Determine how many lines hold "解除和终止" and give only that number.

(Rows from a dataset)
—————

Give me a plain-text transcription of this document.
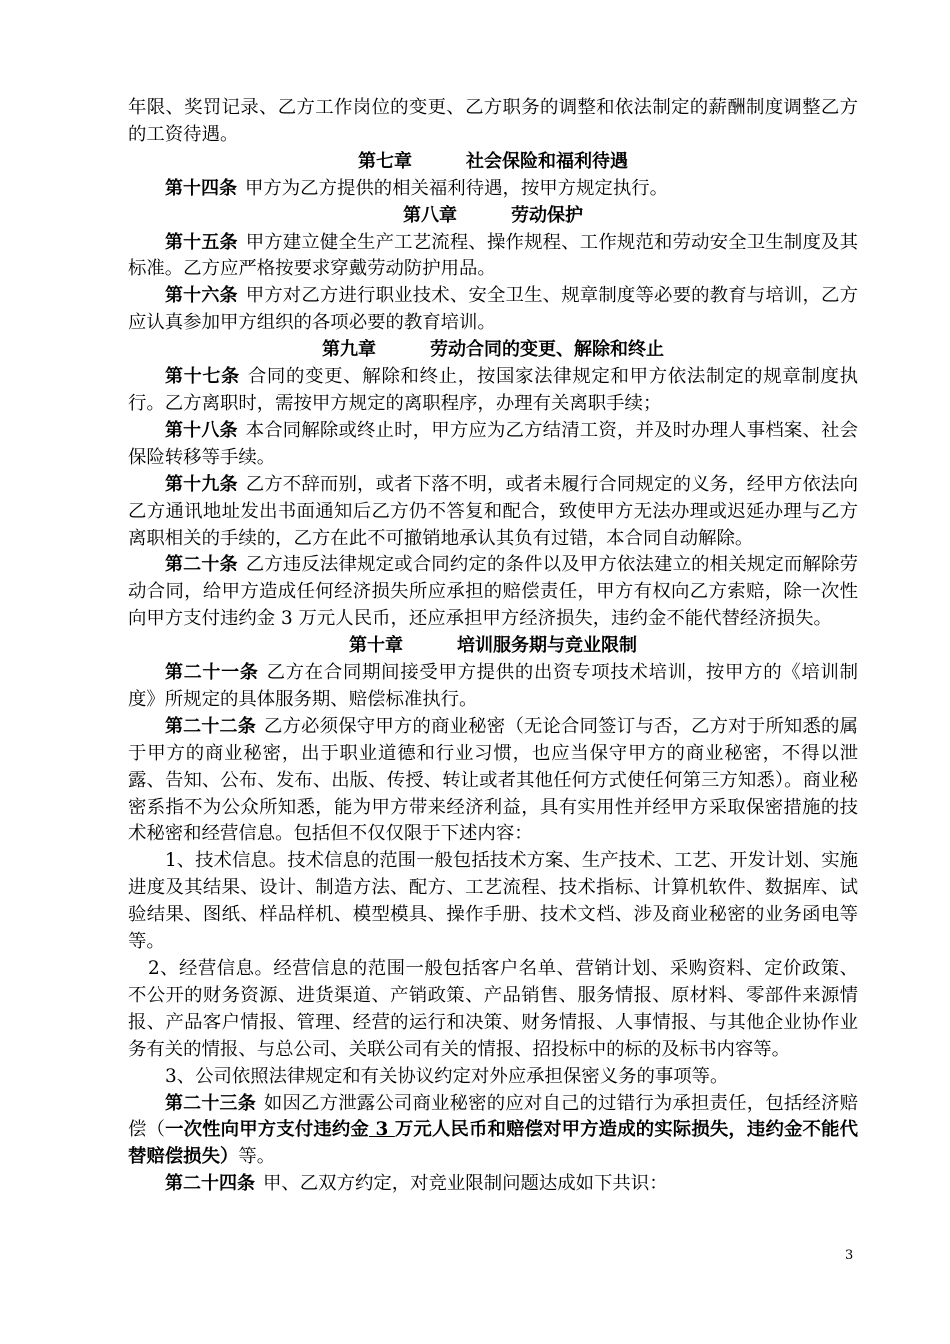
年限、奖罚记录、乙方工作岗位的变更、乙方职务的调整和依法制定的薪酬制度调整乙方的工资待遇。

第七章	社会保险和福利待遇

第十四条 甲方为乙方提供的相关福利待遇，按甲方规定执行。

第八章	劳动保护

第十五条 甲方建立健全生产工艺流程、操作规程、工作规范和劳动安全卫生制度及其标准。乙方应严格按要求穿戴劳动防护用品。

第十六条 甲方对乙方进行职业技术、安全卫生、规章制度等必要的教育与培训，乙方应认真参加甲方组织的各项必要的教育培训。

第九章	劳动合同的变更、解除和终止

第十七条 合同的变更、解除和终止，按国家法律规定和甲方依法制定的规章制度执行。乙方离职时，需按甲方规定的离职程序，办理有关离职手续；

第十八条 本合同解除或终止时，甲方应为乙方结清工资，并及时办理人事档案、社会保险转移等手续。

第十九条 乙方不辞而别，或者下落不明，或者未履行合同规定的义务，经甲方依法向乙方通讯地址发出书面通知后乙方仍不答复和配合，致使甲方无法办理或迟延办理与乙方离职相关的手续的，乙方在此不可撤销地承认其负有过错，本合同自动解除。

第二十条 乙方违反法律规定或合同约定的条件以及甲方依法建立的相关规定而解除劳动合同，给甲方造成任何经济损失所应承担的赔偿责任，甲方有权向乙方索赔，除一次性向甲方支付违约金 3 万元人民币，还应承担甲方经济损失，违约金不能代替经济损失。

第十章	培训服务期与竞业限制

第二十一条 乙方在合同期间接受甲方提供的出资专项技术培训，按甲方的《培训制度》所规定的具体服务期、赔偿标准执行。

第二十二条 乙方必须保守甲方的商业秘密（无论合同签订与否，乙方对于所知悉的属于甲方的商业秘密，出于职业道德和行业习惯，也应当保守甲方的商业秘密，不得以泄露、告知、公布、发布、出版、传授、转让或者其他任何方式使任何第三方知悉）。商业秘密系指不为公众所知悉，能为甲方带来经济利益，具有实用性并经甲方采取保密措施的技术秘密和经营信息。包括但不仅仅限于下述内容：

1、技术信息。技术信息的范围一般包括技术方案、生产技术、工艺、开发计划、实施进度及其结果、设计、制造方法、配方、工艺流程、技术指标、计算机软件、数据库、试验结果、图纸、样品样机、模型模具、操作手册、技术文档、涉及商业秘密的业务函电等等。

2、经营信息。经营信息的范围一般包括客户名单、营销计划、采购资料、定价政策、不公开的财务资源、进货渠道、产销政策、产品销售、服务情报、原材料、零部件来源情报、产品客户情报、管理、经营的运行和决策、财务情报、人事情报、与其他企业协作业务有关的情报、与总公司、关联公司有关的情报、招投标中的标的及标书内容等。

3、公司依照法律规定和有关协议约定对外应承担保密义务的事项等。

第二十三条 如因乙方泄露公司商业秘密的应对自己的过错行为承担责任，包括经济赔偿（一次性向甲方支付违约金 3 万元人民币和赔偿对甲方造成的实际损失，违约金不能代替赔偿损失）等。

第二十四条 甲、乙双方约定，对竞业限制问题达成如下共识：

3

—————

◆ COMPLETED EXERCISE
2